+++ Source passage

= Liberalism in Armenia =

Overview of liberal, democratic and left-leaning political parties in Armenia

This article gives an overview of liberalism in Armenia. It is limited to liberal parties with substantial support, mainly proved by having had representation in the National Assembly of Armenia.

==Background==
Prior to Armenia's independence, a national liberal movement arose in the country. Armenia officially gained its independence in 1991 from the Soviet Union. Following which, there were some attempts to establish a national liberal movement, however, these initial attempts were largely unsuccessful.

==History==
Below is a list of Liberal parties which sought to gain support during the turn of the nineteenth to the twentieth century:

===From Armenakan Party to Democratic Liberal Party===

- 1885: National liberals formed the Armenakan Party.
- 1908: The Armenakan Party merged with a faction of the Reorganised Hunchak Party into the Ramgavar Party.

++++++
+++ Material

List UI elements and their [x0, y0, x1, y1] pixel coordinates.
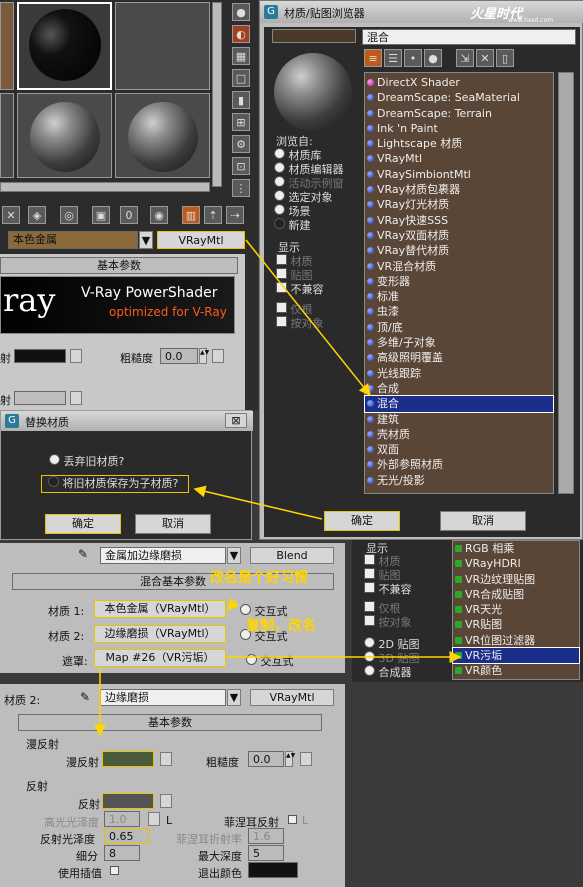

++++++

Stated exercise 1: List every political party named in the text on liberalism in Armenia.
Stated exercise 2: Transcribe the stretch of the text on liberalism in Armenia from "Overview of liberal, democratic" through "were largely unsuccessful.".
The lines above are separate material, not part of the text on liberalism in Armenia.

Exercise solution 1:
- Armenakan Party
- Reorganised Hunchak Party
- Ramgavar Party
- Democratic Liberal Party

Exercise solution 2:
Overview of liberal, democratic and left-leaning political parties in Armenia

This article gives an overview of liberalism in Armenia. It is limited to liberal parties with substantial support, mainly proved by having had representation in the National Assembly of Armenia.

==Background==
Prior to Armenia's independence, a national liberal movement arose in the country. Armenia officially gained its independence in 1991 from the Soviet Union. Following which, there were some attempts to establish a national liberal movement, however, these initial attempts were largely unsuccessful.